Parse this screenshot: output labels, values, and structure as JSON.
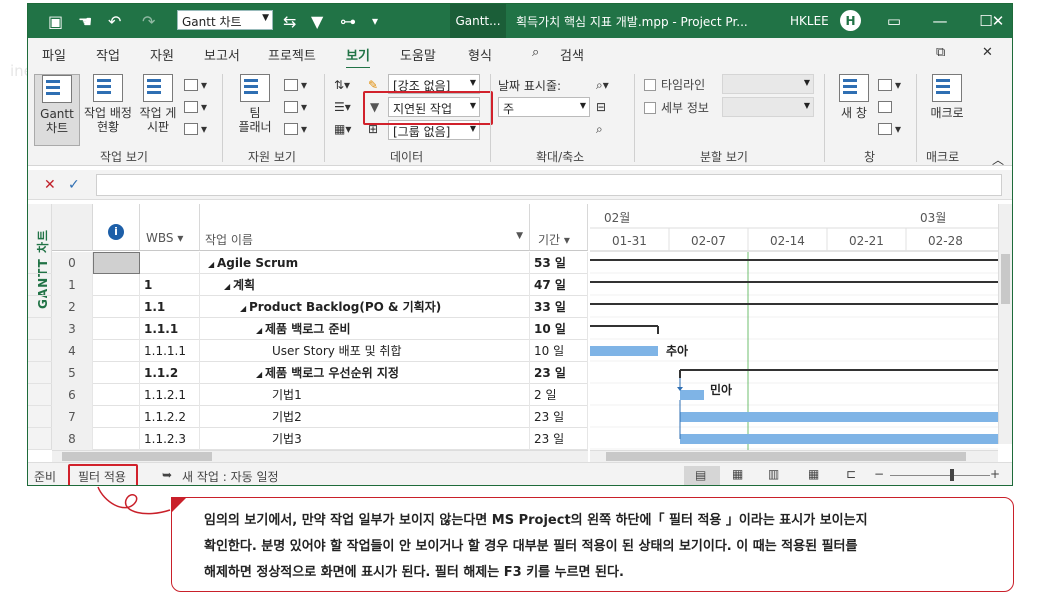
{
  "titlebar": {
    "view_combo": "Gantt 차트",
    "active_tab": "Gantt...",
    "file_title": "획득가치 핵심 지표 개발.mpp - Project Pr...",
    "user": "HKLEE",
    "avatar": "H"
  },
  "menu": [
    "파일",
    "작업",
    "자원",
    "보고서",
    "프로젝트",
    "보기",
    "도움말",
    "형식"
  ],
  "menu_active": "보기",
  "search": "검색",
  "ribbon": {
    "gantt_btn": "Gantt\n차트",
    "task_usage": "작업 배정\n현황",
    "task_sheet": "작업 게\n시판",
    "team_planner": "팀\n플래너",
    "highlight": "[강조 없음]",
    "filter": "지연된 작업",
    "group": "[그룹 없음]",
    "date_scale_label": "날짜 표시줄:",
    "date_scale": "주",
    "timeline": "타임라인",
    "details": "세부 정보",
    "new_window": "새 창",
    "macro": "매크로",
    "groups": [
      "작업 보기",
      "자원 보기",
      "데이터",
      "확대/축소",
      "분할 보기",
      "창",
      "매크로"
    ]
  },
  "grid": {
    "headers": {
      "wbs": "WBS",
      "name": "작업 이름",
      "duration": "기간"
    },
    "rows": [
      {
        "n": "0",
        "wbs": "",
        "name": "Agile Scrum",
        "dur": "53 일",
        "bold": true,
        "indent": 0,
        "summary": true
      },
      {
        "n": "1",
        "wbs": "1",
        "name": "계획",
        "dur": "47 일",
        "bold": true,
        "indent": 1,
        "summary": true
      },
      {
        "n": "2",
        "wbs": "1.1",
        "name": "Product Backlog(PO & 기획자)",
        "dur": "33 일",
        "bold": true,
        "indent": 2,
        "summary": true
      },
      {
        "n": "3",
        "wbs": "1.1.1",
        "name": "제품 백로그 준비",
        "dur": "10 일",
        "bold": true,
        "indent": 3,
        "summary": true
      },
      {
        "n": "4",
        "wbs": "1.1.1.1",
        "name": "User Story 배포 및 취합",
        "dur": "10 일",
        "bold": false,
        "indent": 4,
        "summary": false
      },
      {
        "n": "5",
        "wbs": "1.1.2",
        "name": "제품 백로그  우선순위 지정",
        "dur": "23 일",
        "bold": true,
        "indent": 3,
        "summary": true
      },
      {
        "n": "6",
        "wbs": "1.1.2.1",
        "name": "기법1",
        "dur": "2 일",
        "bold": false,
        "indent": 4,
        "summary": false
      },
      {
        "n": "7",
        "wbs": "1.1.2.2",
        "name": "기법2",
        "dur": "23 일",
        "bold": false,
        "indent": 4,
        "summary": false
      },
      {
        "n": "8",
        "wbs": "1.1.2.3",
        "name": "기법3",
        "dur": "23 일",
        "bold": false,
        "indent": 4,
        "summary": false
      }
    ]
  },
  "gantt": {
    "months": [
      {
        "label": "02월"
      },
      {
        "label": "03월"
      }
    ],
    "weeks": [
      "01-31",
      "02-07",
      "02-14",
      "02-21",
      "02-28"
    ],
    "labels": {
      "row4": "추아",
      "row6": "민아"
    }
  },
  "side_label": "GANTT 차트",
  "status": {
    "ready": "준비",
    "filter": "필터 적용",
    "new_task": "새 작업 : 자동 일정"
  },
  "callout": {
    "line1": "임의의 보기에서, 만약 작업 일부가 보이지 않는다면 MS Project의 왼쪽 하단에「 필터 적용 」이라는 표시가 보이는지",
    "line2": "확인한다. 분명 있어야 할 작업들이 안 보이거나 할 경우 대부분 필터 적용이 된 상태의 보기이다. 이 때는 적용된 필터를",
    "line3": "해제하면 정상적으로 화면에 표시가 된다. 필터 해제는 F3 키를 누르면 된다."
  },
  "colors": {
    "accent": "#217346",
    "highlight_red": "#d1212b",
    "bar": "#7fb4e6"
  }
}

■ ■ ■

> _WHAT THE TASK REQUIRES_
Leave the pictures out and copy the rest of the data exactly.

> _TASK RESULT_
Parse this screenshot: output labels, values, and structure as JSON.
{
  "titlebar": {
    "view_combo": "Gantt 차트",
    "active_tab": "Gantt...",
    "file_title": "획득가치 핵심 지표 개발.mpp - Project Pr...",
    "user": "HKLEE",
    "avatar": "H"
  },
  "menu": [
    "파일",
    "작업",
    "자원",
    "보고서",
    "프로젝트",
    "보기",
    "도움말",
    "형식"
  ],
  "menu_active": "보기",
  "search": "검색",
  "ribbon": {
    "gantt_btn": "Gantt\n차트",
    "task_usage": "작업 배정\n현황",
    "task_sheet": "작업 게\n시판",
    "team_planner": "팀\n플래너",
    "highlight": "[강조 없음]",
    "filter": "지연된 작업",
    "group": "[그룹 없음]",
    "date_scale_label": "날짜 표시줄:",
    "date_scale": "주",
    "timeline": "타임라인",
    "details": "세부 정보",
    "new_window": "새 창",
    "macro": "매크로",
    "groups": [
      "작업 보기",
      "자원 보기",
      "데이터",
      "확대/축소",
      "분할 보기",
      "창",
      "매크로"
    ]
  },
  "grid": {
    "headers": {
      "wbs": "WBS",
      "name": "작업 이름",
      "duration": "기간"
    },
    "rows": [
      {
        "n": "0",
        "wbs": "",
        "name": "Agile Scrum",
        "dur": "53 일",
        "bold": true,
        "indent": 0,
        "summary": true
      },
      {
        "n": "1",
        "wbs": "1",
        "name": "계획",
        "dur": "47 일",
        "bold": true,
        "indent": 1,
        "summary": true
      },
      {
        "n": "2",
        "wbs": "1.1",
        "name": "Product Backlog(PO & 기획자)",
        "dur": "33 일",
        "bold": true,
        "indent": 2,
        "summary": true
      },
      {
        "n": "3",
        "wbs": "1.1.1",
        "name": "제품 백로그 준비",
        "dur": "10 일",
        "bold": true,
        "indent": 3,
        "summary": true
      },
      {
        "n": "4",
        "wbs": "1.1.1.1",
        "name": "User Story 배포 및 취합",
        "dur": "10 일",
        "bold": false,
        "indent": 4,
        "summary": false
      },
      {
        "n": "5",
        "wbs": "1.1.2",
        "name": "제품 백로그  우선순위 지정",
        "dur": "23 일",
        "bold": true,
        "indent": 3,
        "summary": true
      },
      {
        "n": "6",
        "wbs": "1.1.2.1",
        "name": "기법1",
        "dur": "2 일",
        "bold": false,
        "indent": 4,
        "summary": false
      },
      {
        "n": "7",
        "wbs": "1.1.2.2",
        "name": "기법2",
        "dur": "23 일",
        "bold": false,
        "indent": 4,
        "summary": false
      },
      {
        "n": "8",
        "wbs": "1.1.2.3",
        "name": "기법3",
        "dur": "23 일",
        "bold": false,
        "indent": 4,
        "summary": false
      }
    ]
  },
  "gantt": {
    "months": [
      {
        "label": "02월"
      },
      {
        "label": "03월"
      }
    ],
    "weeks": [
      "01-31",
      "02-07",
      "02-14",
      "02-21",
      "02-28"
    ],
    "labels": {
      "row4": "추아",
      "row6": "민아"
    }
  },
  "side_label": "GANTT 차트",
  "status": {
    "ready": "준비",
    "filter": "필터 적용",
    "new_task": "새 작업 : 자동 일정"
  },
  "callout": {
    "line1": "임의의 보기에서, 만약 작업 일부가 보이지 않는다면 MS Project의 왼쪽 하단에「 필터 적용 」이라는 표시가 보이는지",
    "line2": "확인한다. 분명 있어야 할 작업들이 안 보이거나 할 경우 대부분 필터 적용이 된 상태의 보기이다. 이 때는 적용된 필터를",
    "line3": "해제하면 정상적으로 화면에 표시가 된다. 필터 해제는 F3 키를 누르면 된다."
  },
  "colors": {
    "accent": "#217346",
    "highlight_red": "#d1212b",
    "bar": "#7fb4e6"
  }
}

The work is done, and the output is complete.